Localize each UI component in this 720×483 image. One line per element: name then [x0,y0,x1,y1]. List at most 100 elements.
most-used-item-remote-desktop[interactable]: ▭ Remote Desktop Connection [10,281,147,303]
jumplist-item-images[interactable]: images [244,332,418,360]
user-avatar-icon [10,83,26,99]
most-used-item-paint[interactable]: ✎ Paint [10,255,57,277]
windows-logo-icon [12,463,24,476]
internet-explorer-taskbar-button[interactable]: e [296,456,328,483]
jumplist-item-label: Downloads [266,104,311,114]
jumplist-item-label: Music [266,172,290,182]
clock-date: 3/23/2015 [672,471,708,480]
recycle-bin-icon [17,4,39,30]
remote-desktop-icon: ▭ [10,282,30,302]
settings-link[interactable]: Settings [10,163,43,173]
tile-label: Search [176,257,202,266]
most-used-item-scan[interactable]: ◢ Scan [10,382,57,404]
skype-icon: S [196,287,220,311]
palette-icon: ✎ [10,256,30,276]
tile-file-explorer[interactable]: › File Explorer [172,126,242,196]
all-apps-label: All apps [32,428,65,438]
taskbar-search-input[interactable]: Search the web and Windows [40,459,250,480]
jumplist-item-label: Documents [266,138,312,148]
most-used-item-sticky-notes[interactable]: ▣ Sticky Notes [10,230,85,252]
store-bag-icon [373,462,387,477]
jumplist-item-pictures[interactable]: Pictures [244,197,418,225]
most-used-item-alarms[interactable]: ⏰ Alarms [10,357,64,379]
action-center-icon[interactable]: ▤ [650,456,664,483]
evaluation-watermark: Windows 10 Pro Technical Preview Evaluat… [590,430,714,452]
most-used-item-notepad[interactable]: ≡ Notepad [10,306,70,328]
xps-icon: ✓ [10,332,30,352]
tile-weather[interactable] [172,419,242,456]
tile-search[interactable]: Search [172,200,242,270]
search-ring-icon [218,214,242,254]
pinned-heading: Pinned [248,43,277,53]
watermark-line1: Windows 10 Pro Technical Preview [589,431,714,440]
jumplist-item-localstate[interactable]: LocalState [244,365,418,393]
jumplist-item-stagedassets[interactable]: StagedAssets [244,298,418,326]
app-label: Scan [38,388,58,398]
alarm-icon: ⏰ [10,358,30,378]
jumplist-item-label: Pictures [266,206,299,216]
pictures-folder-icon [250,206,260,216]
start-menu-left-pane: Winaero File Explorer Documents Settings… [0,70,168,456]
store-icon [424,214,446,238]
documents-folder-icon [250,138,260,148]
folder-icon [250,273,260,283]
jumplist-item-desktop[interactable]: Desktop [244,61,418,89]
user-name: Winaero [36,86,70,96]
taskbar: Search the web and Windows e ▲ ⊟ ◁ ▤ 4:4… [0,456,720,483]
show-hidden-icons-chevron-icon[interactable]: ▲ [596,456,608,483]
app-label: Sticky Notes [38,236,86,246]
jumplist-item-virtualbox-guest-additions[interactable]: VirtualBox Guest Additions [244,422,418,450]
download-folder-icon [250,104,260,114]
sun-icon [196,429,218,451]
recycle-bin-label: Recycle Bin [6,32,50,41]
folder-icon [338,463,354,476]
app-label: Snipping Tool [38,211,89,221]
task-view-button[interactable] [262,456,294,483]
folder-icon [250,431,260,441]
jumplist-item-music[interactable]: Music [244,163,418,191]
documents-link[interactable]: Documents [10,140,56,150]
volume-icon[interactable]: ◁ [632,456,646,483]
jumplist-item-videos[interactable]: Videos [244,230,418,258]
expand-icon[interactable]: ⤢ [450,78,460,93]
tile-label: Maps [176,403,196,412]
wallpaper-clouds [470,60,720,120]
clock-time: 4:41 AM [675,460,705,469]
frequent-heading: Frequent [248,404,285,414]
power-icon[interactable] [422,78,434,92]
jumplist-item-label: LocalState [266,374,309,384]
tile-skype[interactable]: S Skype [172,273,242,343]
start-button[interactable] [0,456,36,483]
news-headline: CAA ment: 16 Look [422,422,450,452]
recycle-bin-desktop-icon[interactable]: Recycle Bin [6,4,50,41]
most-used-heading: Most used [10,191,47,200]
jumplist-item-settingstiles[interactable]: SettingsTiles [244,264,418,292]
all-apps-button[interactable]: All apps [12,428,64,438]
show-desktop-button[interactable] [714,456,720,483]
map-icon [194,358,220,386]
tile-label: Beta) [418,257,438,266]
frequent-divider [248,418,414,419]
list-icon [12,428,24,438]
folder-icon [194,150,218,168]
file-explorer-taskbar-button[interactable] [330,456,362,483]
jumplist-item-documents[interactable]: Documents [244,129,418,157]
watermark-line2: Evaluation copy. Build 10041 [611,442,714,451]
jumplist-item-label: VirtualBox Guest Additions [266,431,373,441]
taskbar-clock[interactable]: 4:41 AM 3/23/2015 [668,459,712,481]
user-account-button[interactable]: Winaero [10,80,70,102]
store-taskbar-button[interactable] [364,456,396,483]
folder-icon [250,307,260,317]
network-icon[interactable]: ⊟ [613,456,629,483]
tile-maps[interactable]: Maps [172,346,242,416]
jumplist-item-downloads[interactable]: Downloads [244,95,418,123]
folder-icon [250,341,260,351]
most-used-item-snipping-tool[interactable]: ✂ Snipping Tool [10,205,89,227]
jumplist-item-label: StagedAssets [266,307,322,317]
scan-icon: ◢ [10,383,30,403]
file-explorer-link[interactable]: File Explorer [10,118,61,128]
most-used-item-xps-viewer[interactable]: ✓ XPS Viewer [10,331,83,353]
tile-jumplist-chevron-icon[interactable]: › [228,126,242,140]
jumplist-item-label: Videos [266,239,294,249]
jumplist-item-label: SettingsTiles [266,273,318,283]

※

— TASK INSTRUCTIONS —
Copy the data word for word, from the very start through the line containing "most-used-item-paint[interactable]: ✎ Paint", including that line.

— RESULT OF THIS TASK —
Localize each UI component in this 720×483 image. One line per element: name then [x0,y0,x1,y1]. List at most 100 elements.
most-used-item-remote-desktop[interactable]: ▭ Remote Desktop Connection [10,281,147,303]
jumplist-item-images[interactable]: images [244,332,418,360]
user-avatar-icon [10,83,26,99]
most-used-item-paint[interactable]: ✎ Paint [10,255,57,277]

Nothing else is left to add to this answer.